STATED EXERCISE
Copy every line of the following data that includes the string "xlabel".
################
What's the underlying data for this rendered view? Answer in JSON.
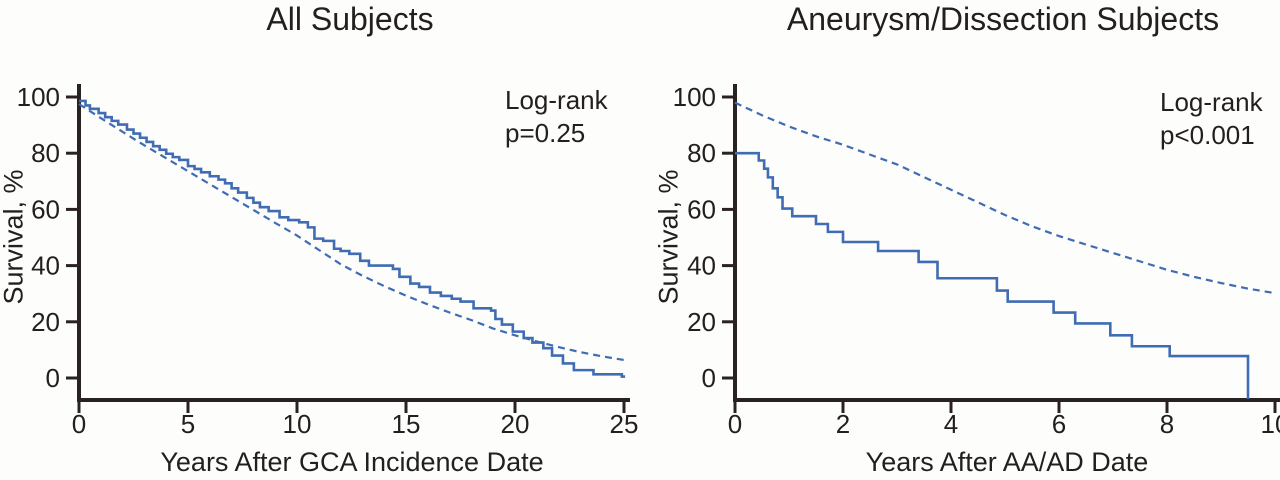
{
  "figure": {
    "background": "#fdfdfb",
    "axis_color": "#2a2220",
    "line_color": "#3f6cb3",
    "text_color": "#231f20"
  },
  "chart_data": [
    {
      "type": "line",
      "title": "All Subjects",
      "annotation_lines": [
        "Log-rank",
        "p=0.25"
      ],
      "xlabel": "Years After GCA Incidence Date",
      "ylabel": "Survival, %",
      "xlim": [
        0,
        25
      ],
      "ylim": [
        0,
        100
      ],
      "xticks": [
        0,
        5,
        10,
        15,
        20,
        25
      ],
      "yticks": [
        0,
        20,
        40,
        60,
        80,
        100
      ],
      "grid": false,
      "legend_position": "none",
      "series": [
        {
          "name": "observed",
          "line": "solid",
          "step": true,
          "extend_to": 25.05,
          "x": [
            0,
            0.3,
            0.5,
            0.9,
            1.2,
            1.5,
            1.8,
            2.2,
            2.5,
            2.8,
            3.1,
            3.4,
            3.7,
            4.0,
            4.3,
            4.6,
            5.0,
            5.3,
            5.6,
            6.0,
            6.4,
            6.7,
            7.0,
            7.3,
            7.7,
            8.0,
            8.3,
            8.7,
            9.2,
            9.6,
            10.1,
            10.5,
            10.8,
            11.2,
            11.7,
            12.0,
            12.4,
            12.9,
            13.3,
            14.4,
            14.7,
            15.2,
            15.6,
            16.1,
            16.6,
            17.1,
            17.5,
            18.1,
            18.9,
            19.1,
            19.4,
            19.9,
            20.4,
            20.8,
            21.3,
            21.7,
            22.2,
            22.7,
            23.6,
            24.9
          ],
          "y": [
            98.6,
            97,
            95.8,
            94.3,
            92.8,
            91.5,
            90.2,
            88.4,
            87,
            85.5,
            84,
            82.5,
            81.2,
            79.8,
            78.6,
            77.6,
            75.4,
            74.4,
            73.2,
            71.8,
            70.6,
            69.3,
            67.5,
            66,
            64.1,
            62.4,
            60.8,
            59.4,
            57.2,
            56.2,
            55.4,
            53.6,
            49.6,
            48.8,
            46,
            45.2,
            44.2,
            41.7,
            40,
            38.8,
            36,
            33.6,
            32.4,
            30.4,
            29.2,
            28.2,
            27.2,
            24.8,
            24,
            21,
            19,
            16.5,
            14.2,
            12.6,
            10.6,
            8,
            5.2,
            2.8,
            1.3,
            0.5
          ]
        },
        {
          "name": "expected",
          "line": "dashed",
          "dashed": true,
          "step": false,
          "x": [
            0,
            1,
            2,
            3,
            4,
            5,
            6,
            7,
            8,
            9,
            10,
            11,
            12,
            13,
            14,
            15,
            16,
            17,
            18,
            19,
            20,
            21,
            22,
            23,
            24,
            25
          ],
          "y": [
            97.5,
            92.5,
            87.6,
            82.8,
            78.2,
            73.6,
            69,
            64.4,
            59.8,
            55.2,
            50.7,
            45.6,
            40.5,
            36.4,
            32.7,
            29.3,
            26.2,
            23.3,
            20.6,
            17.6,
            15.2,
            13,
            11,
            9.2,
            7.7,
            6.4
          ]
        }
      ]
    },
    {
      "type": "line",
      "title": "Aneurysm/Dissection Subjects",
      "annotation_lines": [
        "Log-rank",
        "p<0.001"
      ],
      "xlabel": "Years After AA/AD Date",
      "ylabel": "Survival, %",
      "xlim": [
        0,
        10
      ],
      "ylim": [
        0,
        100
      ],
      "xticks": [
        0,
        2,
        4,
        6,
        8,
        10
      ],
      "yticks": [
        0,
        20,
        40,
        60,
        80,
        100
      ],
      "grid": false,
      "legend_position": "none",
      "series": [
        {
          "name": "observed",
          "line": "solid",
          "step": true,
          "terminal_drop_x": 9.5,
          "x": [
            0,
            0.44,
            0.54,
            0.61,
            0.7,
            0.79,
            0.88,
            1.06,
            1.5,
            1.72,
            2.0,
            2.65,
            3.4,
            3.75,
            4.85,
            5.05,
            5.9,
            6.3,
            6.95,
            7.35,
            8.05
          ],
          "y": [
            80,
            77.4,
            74.5,
            71.4,
            67.5,
            64.3,
            60.3,
            57.6,
            54.8,
            52,
            48.4,
            45.2,
            41.3,
            35.5,
            31.1,
            27.2,
            23.3,
            19.4,
            15.2,
            11.3,
            7.8
          ]
        },
        {
          "name": "expected",
          "line": "dashed",
          "dashed": true,
          "step": false,
          "x": [
            0,
            0.5,
            1,
            1.5,
            2,
            2.5,
            3,
            3.5,
            4,
            4.5,
            5,
            5.5,
            6,
            6.5,
            7,
            7.5,
            8,
            8.5,
            9,
            9.5,
            10
          ],
          "y": [
            98,
            93.5,
            89.5,
            86,
            83,
            79.5,
            76,
            71.5,
            67,
            62.5,
            58,
            54,
            50.5,
            47.5,
            44.5,
            41.5,
            38.5,
            36,
            33.8,
            31.8,
            30.2
          ]
        }
      ]
    }
  ]
}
################
OUTPUT OF THE TASK
      "xlabel": "Years After GCA Incidence Date",
      "xlabel": "Years After AA/AD Date",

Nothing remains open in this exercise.